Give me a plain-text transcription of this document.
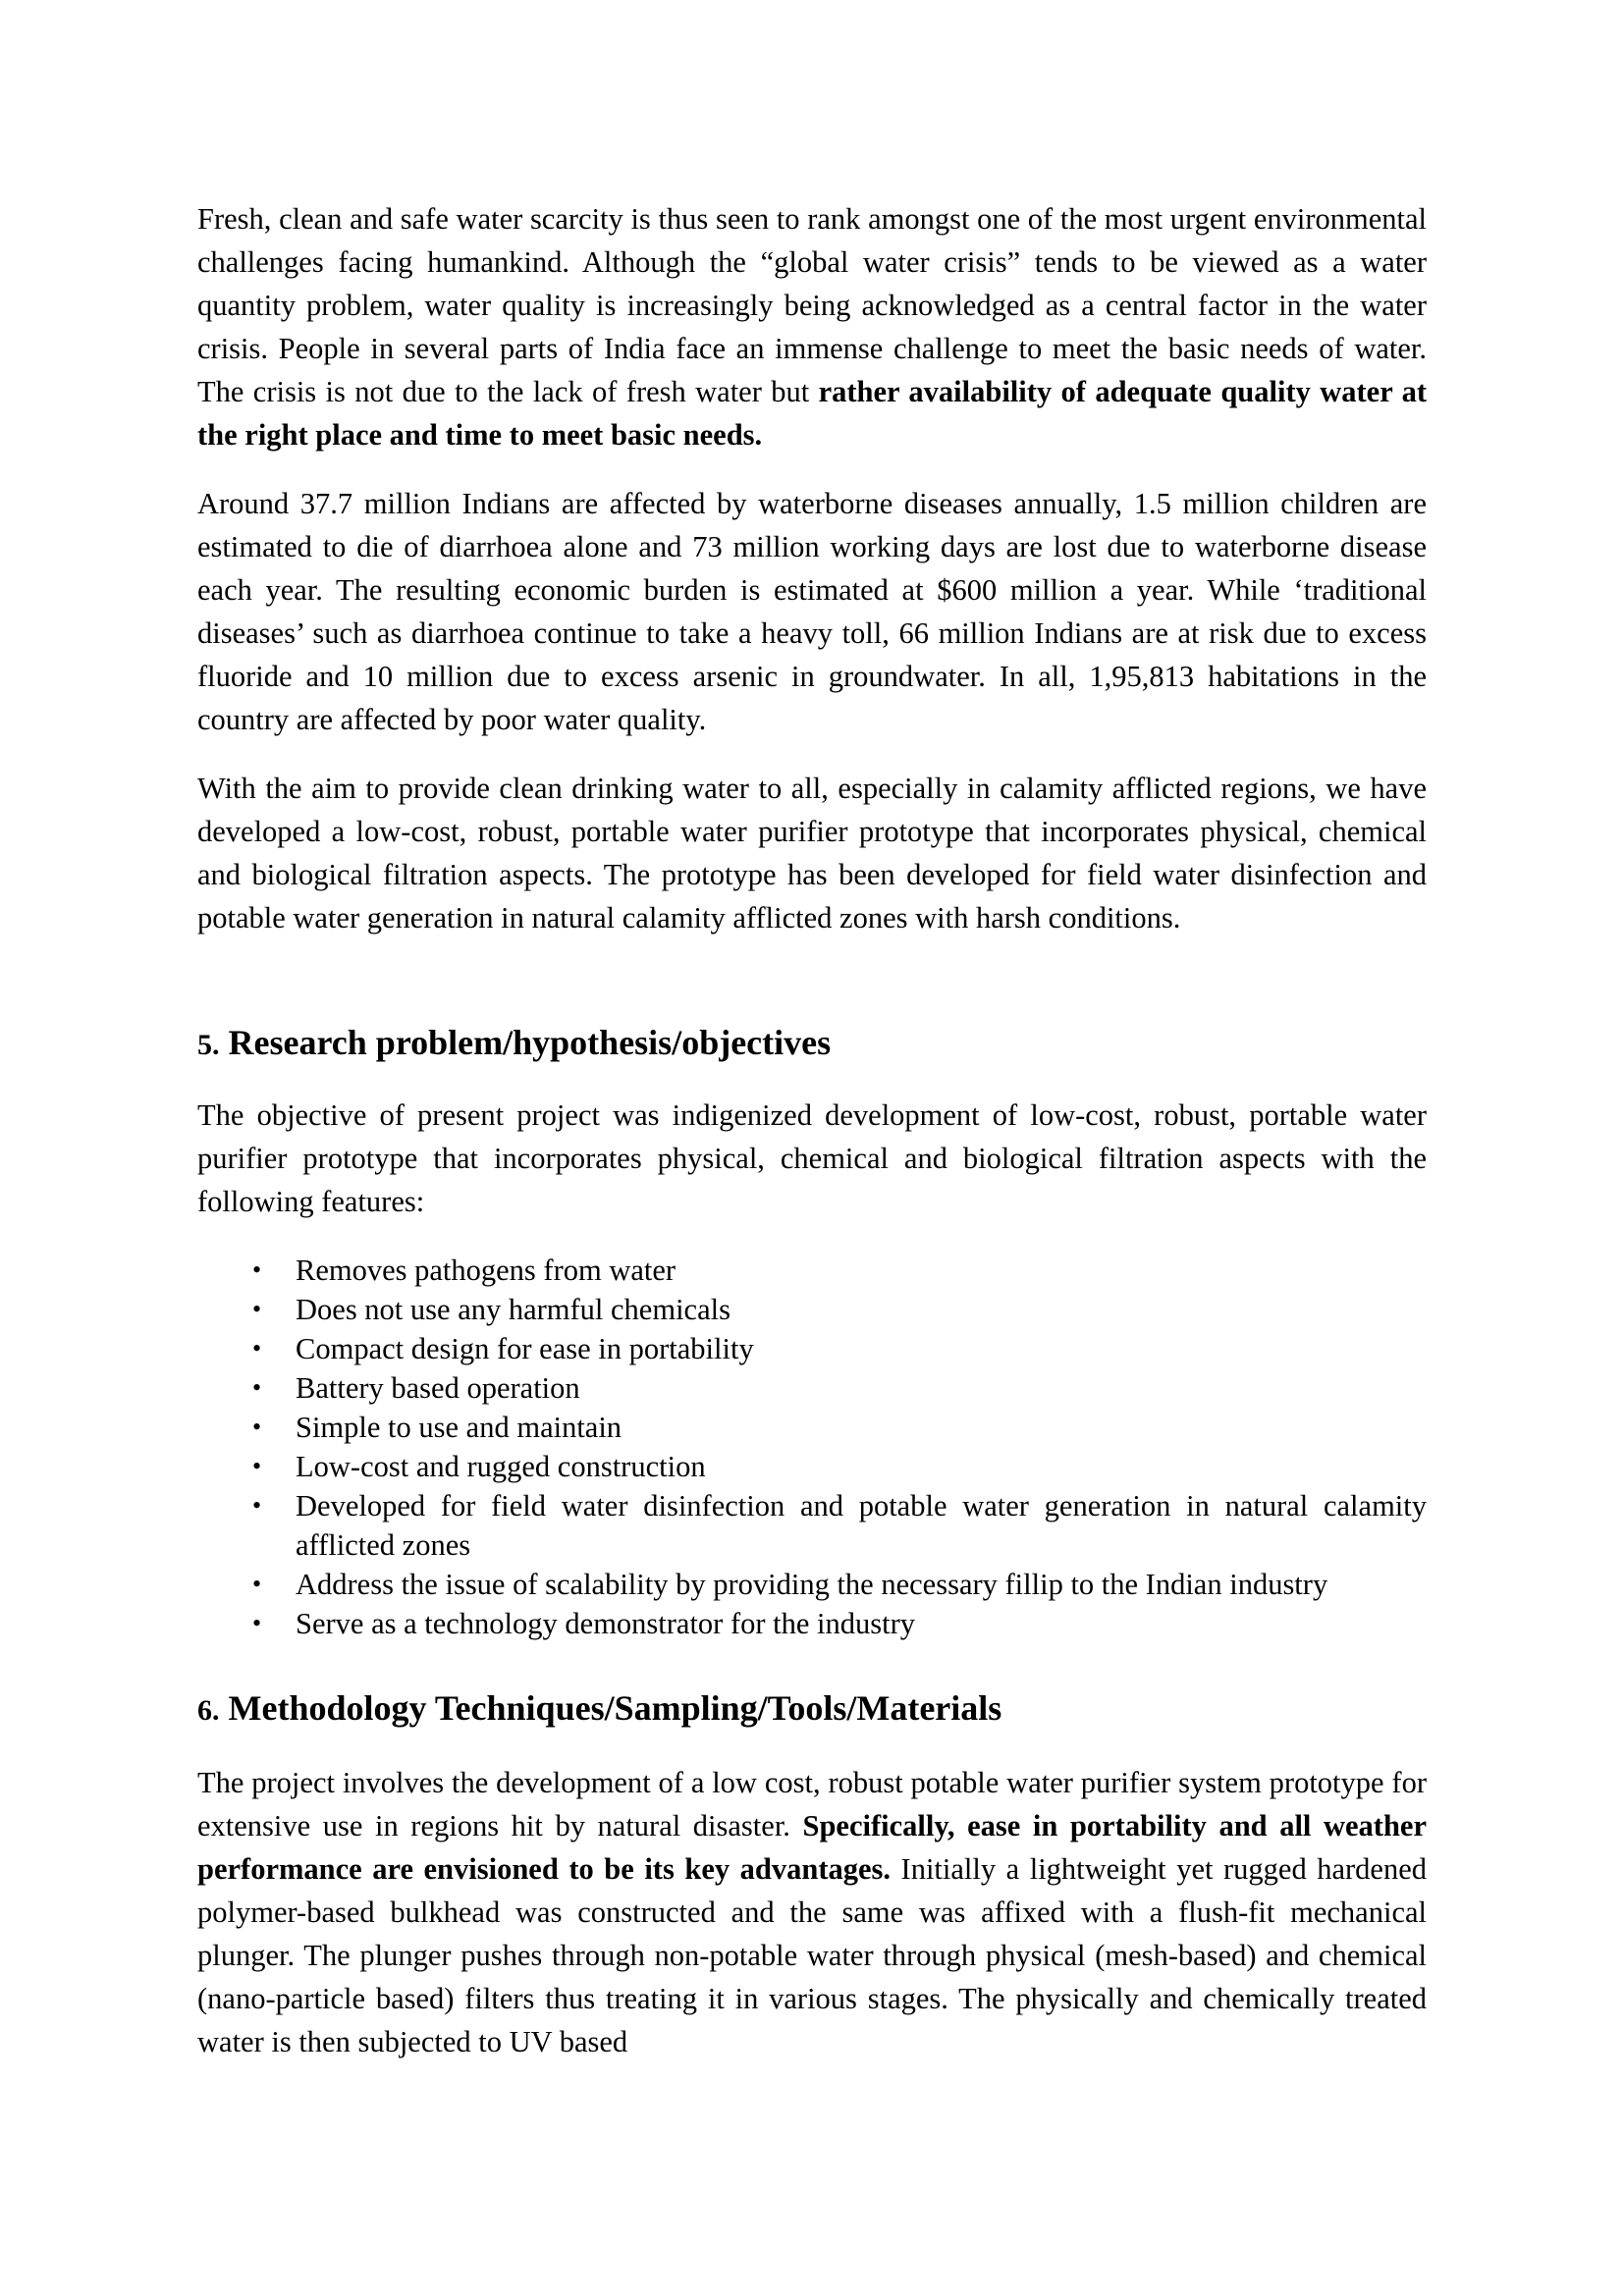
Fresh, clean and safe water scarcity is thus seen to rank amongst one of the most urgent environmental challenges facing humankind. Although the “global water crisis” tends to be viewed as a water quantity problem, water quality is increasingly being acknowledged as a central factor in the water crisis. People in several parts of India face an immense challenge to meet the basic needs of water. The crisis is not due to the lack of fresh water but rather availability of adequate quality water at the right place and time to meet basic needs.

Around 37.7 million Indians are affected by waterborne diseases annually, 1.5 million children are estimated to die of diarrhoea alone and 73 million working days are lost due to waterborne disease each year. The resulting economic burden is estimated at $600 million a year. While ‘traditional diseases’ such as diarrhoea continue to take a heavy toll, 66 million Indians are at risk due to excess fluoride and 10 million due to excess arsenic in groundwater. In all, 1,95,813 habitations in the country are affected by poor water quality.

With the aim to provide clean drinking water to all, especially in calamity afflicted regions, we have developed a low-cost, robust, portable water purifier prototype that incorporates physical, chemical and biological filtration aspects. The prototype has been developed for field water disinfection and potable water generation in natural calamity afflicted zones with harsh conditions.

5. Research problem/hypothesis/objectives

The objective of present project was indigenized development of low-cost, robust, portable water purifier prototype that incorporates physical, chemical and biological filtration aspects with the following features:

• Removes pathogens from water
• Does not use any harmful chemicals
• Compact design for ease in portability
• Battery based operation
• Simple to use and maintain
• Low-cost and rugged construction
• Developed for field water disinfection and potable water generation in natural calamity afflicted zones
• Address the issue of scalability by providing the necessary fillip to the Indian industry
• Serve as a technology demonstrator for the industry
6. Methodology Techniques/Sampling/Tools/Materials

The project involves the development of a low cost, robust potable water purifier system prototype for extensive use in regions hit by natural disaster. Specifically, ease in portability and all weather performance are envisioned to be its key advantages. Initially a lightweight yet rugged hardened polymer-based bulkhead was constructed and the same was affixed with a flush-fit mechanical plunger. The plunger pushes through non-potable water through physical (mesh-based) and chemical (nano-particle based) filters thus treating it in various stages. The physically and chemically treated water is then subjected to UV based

■ ■ ■ ■ ■ ■ ■

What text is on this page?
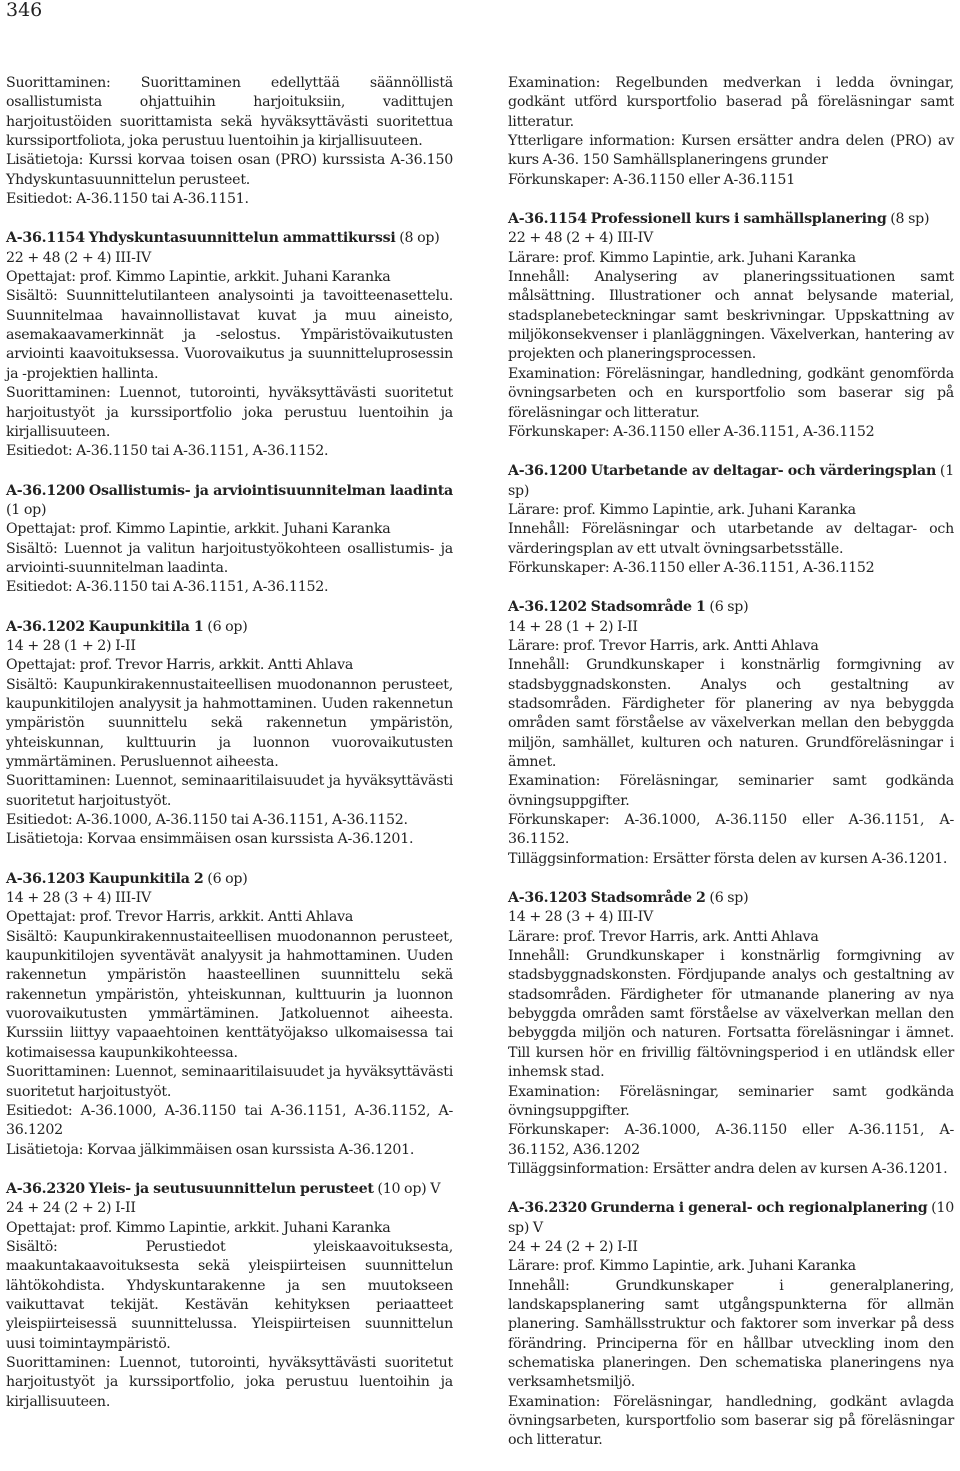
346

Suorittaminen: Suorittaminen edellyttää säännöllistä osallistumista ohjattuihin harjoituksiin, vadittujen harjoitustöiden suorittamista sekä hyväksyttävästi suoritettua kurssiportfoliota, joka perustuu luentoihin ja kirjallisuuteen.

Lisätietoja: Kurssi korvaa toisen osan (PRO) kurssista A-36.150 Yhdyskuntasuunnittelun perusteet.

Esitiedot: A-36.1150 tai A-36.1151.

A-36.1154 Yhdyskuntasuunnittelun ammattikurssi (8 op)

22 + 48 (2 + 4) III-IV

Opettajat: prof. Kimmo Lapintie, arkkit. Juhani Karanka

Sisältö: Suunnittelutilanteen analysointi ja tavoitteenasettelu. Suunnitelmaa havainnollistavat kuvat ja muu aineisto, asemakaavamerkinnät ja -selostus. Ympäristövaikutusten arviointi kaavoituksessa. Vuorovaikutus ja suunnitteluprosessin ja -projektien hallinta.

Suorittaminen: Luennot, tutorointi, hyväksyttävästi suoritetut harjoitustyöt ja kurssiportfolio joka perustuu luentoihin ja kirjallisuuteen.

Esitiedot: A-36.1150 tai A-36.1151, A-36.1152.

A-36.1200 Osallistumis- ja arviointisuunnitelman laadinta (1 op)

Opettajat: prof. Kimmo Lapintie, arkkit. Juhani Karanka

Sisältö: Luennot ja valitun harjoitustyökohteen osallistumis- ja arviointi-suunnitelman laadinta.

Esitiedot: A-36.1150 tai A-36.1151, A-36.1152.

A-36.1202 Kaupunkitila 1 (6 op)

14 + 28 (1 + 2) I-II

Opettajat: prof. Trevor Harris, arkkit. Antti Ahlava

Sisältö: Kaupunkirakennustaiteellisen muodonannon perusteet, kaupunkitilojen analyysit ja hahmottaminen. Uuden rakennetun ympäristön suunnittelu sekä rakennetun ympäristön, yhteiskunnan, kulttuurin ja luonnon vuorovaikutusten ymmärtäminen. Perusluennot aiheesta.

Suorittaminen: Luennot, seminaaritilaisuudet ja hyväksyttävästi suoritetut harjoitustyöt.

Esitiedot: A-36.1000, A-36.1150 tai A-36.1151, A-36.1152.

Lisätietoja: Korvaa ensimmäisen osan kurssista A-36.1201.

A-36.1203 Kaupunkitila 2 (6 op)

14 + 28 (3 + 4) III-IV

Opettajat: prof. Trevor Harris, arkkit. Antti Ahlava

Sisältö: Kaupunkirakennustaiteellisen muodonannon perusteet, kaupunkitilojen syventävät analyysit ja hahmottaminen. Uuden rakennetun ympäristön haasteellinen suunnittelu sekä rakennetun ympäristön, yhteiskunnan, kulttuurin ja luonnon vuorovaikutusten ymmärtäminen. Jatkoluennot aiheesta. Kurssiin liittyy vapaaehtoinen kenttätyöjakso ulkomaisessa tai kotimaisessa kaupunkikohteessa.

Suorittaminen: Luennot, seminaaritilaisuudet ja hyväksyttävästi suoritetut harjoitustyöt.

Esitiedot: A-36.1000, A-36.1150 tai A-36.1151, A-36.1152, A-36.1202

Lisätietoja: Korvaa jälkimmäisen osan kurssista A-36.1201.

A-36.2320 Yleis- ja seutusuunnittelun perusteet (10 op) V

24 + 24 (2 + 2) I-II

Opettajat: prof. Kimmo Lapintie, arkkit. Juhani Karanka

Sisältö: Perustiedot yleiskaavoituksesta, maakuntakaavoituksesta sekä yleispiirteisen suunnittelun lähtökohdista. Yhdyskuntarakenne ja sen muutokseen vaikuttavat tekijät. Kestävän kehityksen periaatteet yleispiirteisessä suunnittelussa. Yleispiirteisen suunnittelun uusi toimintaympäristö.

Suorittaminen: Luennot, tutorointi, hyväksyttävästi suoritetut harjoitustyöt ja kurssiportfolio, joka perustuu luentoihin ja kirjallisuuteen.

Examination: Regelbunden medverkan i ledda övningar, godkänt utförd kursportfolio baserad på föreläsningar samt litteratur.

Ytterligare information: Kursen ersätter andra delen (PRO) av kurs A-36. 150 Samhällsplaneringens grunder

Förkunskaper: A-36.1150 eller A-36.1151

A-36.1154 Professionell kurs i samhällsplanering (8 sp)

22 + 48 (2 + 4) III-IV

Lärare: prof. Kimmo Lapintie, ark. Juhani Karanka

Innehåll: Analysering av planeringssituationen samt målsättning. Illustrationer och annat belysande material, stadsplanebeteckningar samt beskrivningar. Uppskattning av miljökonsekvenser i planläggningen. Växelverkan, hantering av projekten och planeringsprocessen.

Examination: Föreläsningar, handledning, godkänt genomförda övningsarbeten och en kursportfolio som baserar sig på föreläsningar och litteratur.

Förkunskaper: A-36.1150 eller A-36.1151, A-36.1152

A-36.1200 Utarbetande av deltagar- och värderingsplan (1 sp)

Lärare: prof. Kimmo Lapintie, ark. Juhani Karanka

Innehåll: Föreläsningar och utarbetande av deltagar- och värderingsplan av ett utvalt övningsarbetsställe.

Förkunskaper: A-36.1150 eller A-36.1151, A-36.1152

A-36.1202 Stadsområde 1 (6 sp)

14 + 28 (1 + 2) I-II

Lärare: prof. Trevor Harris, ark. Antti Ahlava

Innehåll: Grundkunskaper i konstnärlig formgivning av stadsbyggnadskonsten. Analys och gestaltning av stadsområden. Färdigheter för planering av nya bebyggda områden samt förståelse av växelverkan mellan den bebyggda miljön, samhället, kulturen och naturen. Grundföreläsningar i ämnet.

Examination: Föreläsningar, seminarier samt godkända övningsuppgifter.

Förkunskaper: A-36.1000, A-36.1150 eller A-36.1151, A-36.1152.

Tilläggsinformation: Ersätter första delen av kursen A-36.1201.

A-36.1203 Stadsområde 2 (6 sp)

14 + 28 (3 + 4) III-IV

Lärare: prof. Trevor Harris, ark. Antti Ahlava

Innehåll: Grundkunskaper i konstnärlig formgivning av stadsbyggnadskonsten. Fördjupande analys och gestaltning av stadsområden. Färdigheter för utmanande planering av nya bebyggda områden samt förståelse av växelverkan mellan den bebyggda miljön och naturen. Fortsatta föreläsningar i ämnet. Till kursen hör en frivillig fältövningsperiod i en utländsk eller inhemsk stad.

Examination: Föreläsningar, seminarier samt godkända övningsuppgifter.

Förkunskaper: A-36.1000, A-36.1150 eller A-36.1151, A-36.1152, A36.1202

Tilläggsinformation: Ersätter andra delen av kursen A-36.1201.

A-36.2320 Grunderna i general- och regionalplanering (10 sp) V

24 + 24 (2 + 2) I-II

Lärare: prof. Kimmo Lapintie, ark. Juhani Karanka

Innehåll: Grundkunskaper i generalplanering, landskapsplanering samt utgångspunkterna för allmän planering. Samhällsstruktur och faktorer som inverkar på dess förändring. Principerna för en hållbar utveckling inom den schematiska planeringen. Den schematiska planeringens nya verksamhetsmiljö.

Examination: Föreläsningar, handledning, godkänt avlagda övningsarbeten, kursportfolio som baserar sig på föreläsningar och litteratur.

■ ■ ■ ■ ■ ■ ■

Search the entries for "Yhdyskuntasuunnittelun" and copy each matching line.

WRITTEN ANSWER:
Lisätietoja: Kurssi korvaa toisen osan (PRO) kurssista A-36.150 Yhdyskuntasuunnittelun perusteet.
A-36.1154 Yhdyskuntasuunnittelun ammattikurssi (8 op)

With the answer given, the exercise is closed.